[START OF EXTRACTED ENTRIES]
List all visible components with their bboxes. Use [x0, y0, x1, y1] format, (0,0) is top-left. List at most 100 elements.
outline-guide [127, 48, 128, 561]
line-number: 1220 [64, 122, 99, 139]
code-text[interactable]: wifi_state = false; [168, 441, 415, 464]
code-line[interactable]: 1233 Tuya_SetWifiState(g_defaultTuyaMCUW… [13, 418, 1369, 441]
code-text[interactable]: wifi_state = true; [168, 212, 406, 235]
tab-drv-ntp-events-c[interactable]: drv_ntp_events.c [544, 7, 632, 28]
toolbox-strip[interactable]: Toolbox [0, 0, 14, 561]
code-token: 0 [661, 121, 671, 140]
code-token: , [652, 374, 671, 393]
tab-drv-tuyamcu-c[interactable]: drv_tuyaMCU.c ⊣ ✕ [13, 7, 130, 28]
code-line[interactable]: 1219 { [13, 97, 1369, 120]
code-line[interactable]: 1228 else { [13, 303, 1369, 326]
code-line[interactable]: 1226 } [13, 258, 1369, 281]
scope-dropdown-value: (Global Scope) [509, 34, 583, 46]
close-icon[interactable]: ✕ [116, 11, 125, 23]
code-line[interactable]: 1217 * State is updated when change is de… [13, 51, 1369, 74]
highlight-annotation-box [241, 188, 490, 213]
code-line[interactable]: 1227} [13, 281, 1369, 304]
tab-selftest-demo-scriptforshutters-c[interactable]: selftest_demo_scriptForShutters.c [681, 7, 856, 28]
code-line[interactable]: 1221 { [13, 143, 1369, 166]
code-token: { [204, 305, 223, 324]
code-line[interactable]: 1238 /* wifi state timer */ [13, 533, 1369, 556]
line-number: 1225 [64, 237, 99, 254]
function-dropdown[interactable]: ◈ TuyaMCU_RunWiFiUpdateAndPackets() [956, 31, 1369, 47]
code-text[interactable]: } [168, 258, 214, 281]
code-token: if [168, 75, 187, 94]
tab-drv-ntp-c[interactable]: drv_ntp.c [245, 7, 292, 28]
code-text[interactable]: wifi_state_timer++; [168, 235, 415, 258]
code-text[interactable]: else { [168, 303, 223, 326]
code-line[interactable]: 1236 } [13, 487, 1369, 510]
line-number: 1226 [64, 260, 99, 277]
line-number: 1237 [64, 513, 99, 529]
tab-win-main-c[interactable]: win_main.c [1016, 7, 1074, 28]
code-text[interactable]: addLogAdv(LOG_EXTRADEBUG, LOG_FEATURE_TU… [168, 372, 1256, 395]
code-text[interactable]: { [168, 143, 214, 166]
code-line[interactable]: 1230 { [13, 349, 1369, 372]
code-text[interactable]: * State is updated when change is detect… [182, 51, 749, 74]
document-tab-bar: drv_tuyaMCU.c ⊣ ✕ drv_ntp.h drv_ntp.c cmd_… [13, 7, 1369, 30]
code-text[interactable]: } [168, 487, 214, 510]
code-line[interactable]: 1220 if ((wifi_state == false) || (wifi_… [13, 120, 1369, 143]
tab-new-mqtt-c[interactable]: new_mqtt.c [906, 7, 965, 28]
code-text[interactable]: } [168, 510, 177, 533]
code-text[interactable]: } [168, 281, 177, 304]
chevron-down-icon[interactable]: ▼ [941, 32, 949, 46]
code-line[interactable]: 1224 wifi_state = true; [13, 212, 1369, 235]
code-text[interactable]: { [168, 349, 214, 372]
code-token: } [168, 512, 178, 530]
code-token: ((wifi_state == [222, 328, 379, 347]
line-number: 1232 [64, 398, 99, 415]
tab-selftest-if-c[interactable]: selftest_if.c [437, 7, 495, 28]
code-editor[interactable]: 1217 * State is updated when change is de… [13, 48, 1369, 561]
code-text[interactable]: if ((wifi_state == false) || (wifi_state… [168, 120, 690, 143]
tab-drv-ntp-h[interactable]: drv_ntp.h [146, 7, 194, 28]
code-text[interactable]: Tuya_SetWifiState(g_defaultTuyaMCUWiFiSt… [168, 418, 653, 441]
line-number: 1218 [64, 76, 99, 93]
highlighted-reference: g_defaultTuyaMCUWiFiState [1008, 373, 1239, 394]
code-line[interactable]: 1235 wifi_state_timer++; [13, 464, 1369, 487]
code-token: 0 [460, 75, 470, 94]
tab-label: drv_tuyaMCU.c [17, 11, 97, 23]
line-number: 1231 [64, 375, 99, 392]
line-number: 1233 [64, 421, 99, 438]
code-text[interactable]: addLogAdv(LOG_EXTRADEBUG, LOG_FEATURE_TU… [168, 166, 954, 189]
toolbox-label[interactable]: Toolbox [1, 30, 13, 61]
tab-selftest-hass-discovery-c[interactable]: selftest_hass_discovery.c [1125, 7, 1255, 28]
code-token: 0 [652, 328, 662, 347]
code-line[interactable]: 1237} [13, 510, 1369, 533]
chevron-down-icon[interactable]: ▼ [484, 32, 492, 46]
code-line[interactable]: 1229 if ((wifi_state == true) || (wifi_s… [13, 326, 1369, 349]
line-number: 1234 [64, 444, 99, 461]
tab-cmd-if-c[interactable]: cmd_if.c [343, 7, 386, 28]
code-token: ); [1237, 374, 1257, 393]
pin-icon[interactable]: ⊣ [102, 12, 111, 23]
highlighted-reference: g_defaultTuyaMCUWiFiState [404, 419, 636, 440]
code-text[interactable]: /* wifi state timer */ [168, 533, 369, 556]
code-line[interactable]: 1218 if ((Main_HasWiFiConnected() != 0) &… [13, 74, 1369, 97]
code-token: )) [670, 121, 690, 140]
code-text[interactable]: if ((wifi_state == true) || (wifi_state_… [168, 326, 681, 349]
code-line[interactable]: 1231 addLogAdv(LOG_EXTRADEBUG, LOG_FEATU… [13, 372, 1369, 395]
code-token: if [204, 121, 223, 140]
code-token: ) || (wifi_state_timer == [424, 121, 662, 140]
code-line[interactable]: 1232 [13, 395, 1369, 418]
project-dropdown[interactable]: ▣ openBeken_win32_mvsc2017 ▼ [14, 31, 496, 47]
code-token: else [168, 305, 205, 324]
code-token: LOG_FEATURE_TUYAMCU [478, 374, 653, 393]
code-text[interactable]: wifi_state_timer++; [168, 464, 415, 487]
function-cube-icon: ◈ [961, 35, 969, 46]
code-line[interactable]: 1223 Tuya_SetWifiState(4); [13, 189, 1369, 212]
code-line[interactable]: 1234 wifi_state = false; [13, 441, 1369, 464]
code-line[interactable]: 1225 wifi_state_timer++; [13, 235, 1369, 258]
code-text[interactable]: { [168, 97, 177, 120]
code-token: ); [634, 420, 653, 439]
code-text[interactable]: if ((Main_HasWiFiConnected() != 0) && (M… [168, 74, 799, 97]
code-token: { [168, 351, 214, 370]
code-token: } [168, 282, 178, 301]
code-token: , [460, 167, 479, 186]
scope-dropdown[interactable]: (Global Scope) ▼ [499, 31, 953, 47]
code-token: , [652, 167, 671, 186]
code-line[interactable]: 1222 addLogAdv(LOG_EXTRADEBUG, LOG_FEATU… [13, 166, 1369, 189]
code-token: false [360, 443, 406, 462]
[END OF EXTRACTED ENTRIES]
(REQUIRED WORK) Please output every one of the lines above verbatim, keeping each character and the original order.

(EXERCISE ANSWER)
List all visible components with their bboxes. Use [x0, y0, x1, y1] format, (0,0) is top-left. List at most 100 elements.
outline-guide [127, 48, 128, 561]
line-number: 1220 [64, 122, 99, 139]
code-text[interactable]: wifi_state = false; [168, 441, 415, 464]
code-line[interactable]: 1233 Tuya_SetWifiState(g_defaultTuyaMCUW… [13, 418, 1369, 441]
code-text[interactable]: wifi_state = true; [168, 212, 406, 235]
tab-drv-ntp-events-c[interactable]: drv_ntp_events.c [544, 7, 632, 28]
toolbox-strip[interactable]: Toolbox [0, 0, 14, 561]
code-token: 0 [661, 121, 671, 140]
code-token: , [652, 374, 671, 393]
tab-drv-tuyamcu-c[interactable]: drv_tuyaMCU.c ⊣ ✕ [13, 7, 130, 28]
code-line[interactable]: 1219 { [13, 97, 1369, 120]
code-line[interactable]: 1228 else { [13, 303, 1369, 326]
code-line[interactable]: 1226 } [13, 258, 1369, 281]
scope-dropdown-value: (Global Scope) [509, 34, 583, 46]
close-icon[interactable]: ✕ [116, 11, 125, 23]
code-line[interactable]: 1217 * State is updated when change is de… [13, 51, 1369, 74]
highlight-annotation-box [241, 188, 490, 213]
code-line[interactable]: 1227} [13, 281, 1369, 304]
tab-selftest-demo-scriptforshutters-c[interactable]: selftest_demo_scriptForShutters.c [681, 7, 856, 28]
code-line[interactable]: 1221 { [13, 143, 1369, 166]
code-token: { [204, 305, 223, 324]
code-line[interactable]: 1238 /* wifi state timer */ [13, 533, 1369, 556]
line-number: 1225 [64, 237, 99, 254]
function-dropdown[interactable]: ◈ TuyaMCU_RunWiFiUpdateAndPackets() [956, 31, 1369, 47]
code-text[interactable]: } [168, 258, 214, 281]
code-token: if [168, 75, 187, 94]
tab-drv-ntp-c[interactable]: drv_ntp.c [245, 7, 292, 28]
code-text[interactable]: wifi_state_timer++; [168, 235, 415, 258]
code-text[interactable]: else { [168, 303, 223, 326]
code-line[interactable]: 1236 } [13, 487, 1369, 510]
line-number: 1226 [64, 260, 99, 277]
line-number: 1237 [64, 513, 99, 529]
tab-win-main-c[interactable]: win_main.c [1016, 7, 1074, 28]
code-text[interactable]: addLogAdv(LOG_EXTRADEBUG, LOG_FEATURE_TU… [168, 372, 1256, 395]
code-text[interactable]: { [168, 143, 214, 166]
code-line[interactable]: 1230 { [13, 349, 1369, 372]
code-text[interactable]: * State is updated when change is detect… [182, 51, 749, 74]
document-tab-bar: drv_tuyaMCU.c ⊣ ✕ drv_ntp.h drv_ntp.c cmd_… [13, 7, 1369, 30]
code-text[interactable]: } [168, 487, 214, 510]
code-line[interactable]: 1220 if ((wifi_state == false) || (wifi_… [13, 120, 1369, 143]
tab-new-mqtt-c[interactable]: new_mqtt.c [906, 7, 965, 28]
code-text[interactable]: } [168, 510, 177, 533]
code-text[interactable]: } [168, 281, 177, 304]
chevron-down-icon[interactable]: ▼ [941, 32, 949, 46]
code-line[interactable]: 1224 wifi_state = true; [13, 212, 1369, 235]
code-text[interactable]: { [168, 349, 214, 372]
code-token: } [168, 512, 178, 530]
code-token: ((wifi_state == [222, 328, 379, 347]
line-number: 1232 [64, 398, 99, 415]
tab-selftest-if-c[interactable]: selftest_if.c [437, 7, 495, 28]
code-editor[interactable]: 1217 * State is updated when change is de… [13, 48, 1369, 561]
code-text[interactable]: if ((wifi_state == false) || (wifi_state… [168, 120, 690, 143]
tab-drv-ntp-h[interactable]: drv_ntp.h [146, 7, 194, 28]
code-text[interactable]: Tuya_SetWifiState(g_defaultTuyaMCUWiFiSt… [168, 418, 653, 441]
line-number: 1218 [64, 76, 99, 93]
highlighted-reference: g_defaultTuyaMCUWiFiState [1008, 373, 1239, 394]
code-line[interactable]: 1235 wifi_state_timer++; [13, 464, 1369, 487]
code-token: 0 [460, 75, 470, 94]
tab-label: drv_tuyaMCU.c [17, 11, 97, 23]
line-number: 1231 [64, 375, 99, 392]
line-number: 1233 [64, 421, 99, 438]
code-text[interactable]: addLogAdv(LOG_EXTRADEBUG, LOG_FEATURE_TU… [168, 166, 954, 189]
toolbox-label[interactable]: Toolbox [1, 30, 13, 61]
tab-selftest-hass-discovery-c[interactable]: selftest_hass_discovery.c [1125, 7, 1255, 28]
code-token: 0 [652, 328, 662, 347]
code-line[interactable]: 1237} [13, 510, 1369, 533]
chevron-down-icon[interactable]: ▼ [484, 32, 492, 46]
code-line[interactable]: 1229 if ((wifi_state == true) || (wifi_s… [13, 326, 1369, 349]
line-number: 1234 [64, 444, 99, 461]
tab-cmd-if-c[interactable]: cmd_if.c [343, 7, 386, 28]
code-token: ); [1237, 374, 1257, 393]
pin-icon[interactable]: ⊣ [102, 12, 111, 23]
highlighted-reference: g_defaultTuyaMCUWiFiState [404, 419, 636, 440]
code-text[interactable]: /* wifi state timer */ [168, 533, 369, 556]
code-line[interactable]: 1218 if ((Main_HasWiFiConnected() != 0) &… [13, 74, 1369, 97]
code-token: )) [670, 121, 690, 140]
code-text[interactable]: if ((wifi_state == true) || (wifi_state_… [168, 326, 681, 349]
code-line[interactable]: 1231 addLogAdv(LOG_EXTRADEBUG, LOG_FEATU… [13, 372, 1369, 395]
code-token: if [204, 121, 223, 140]
code-token: ) || (wifi_state_timer == [424, 121, 662, 140]
code-line[interactable]: 1232 [13, 395, 1369, 418]
project-dropdown[interactable]: ▣ openBeken_win32_mvsc2017 ▼ [14, 31, 496, 47]
code-token: else [168, 305, 205, 324]
code-token: LOG_FEATURE_TUYAMCU [478, 374, 653, 393]
code-text[interactable]: wifi_state_timer++; [168, 464, 415, 487]
function-cube-icon: ◈ [961, 35, 969, 46]
code-line[interactable]: 1223 Tuya_SetWifiState(4); [13, 189, 1369, 212]
code-line[interactable]: 1234 wifi_state = false; [13, 441, 1369, 464]
code-line[interactable]: 1225 wifi_state_timer++; [13, 235, 1369, 258]
code-text[interactable]: { [168, 97, 177, 120]
code-token: ); [634, 420, 653, 439]
code-text[interactable]: if ((Main_HasWiFiConnected() != 0) && (M… [168, 74, 799, 97]
code-token: { [168, 351, 214, 370]
code-token: } [168, 282, 178, 301]
code-token: , [460, 167, 479, 186]
scope-dropdown[interactable]: (Global Scope) ▼ [499, 31, 953, 47]
code-token: , [652, 167, 671, 186]
code-line[interactable]: 1222 addLogAdv(LOG_EXTRADEBUG, LOG_FEATU… [13, 166, 1369, 189]
code-token: false [360, 443, 406, 462]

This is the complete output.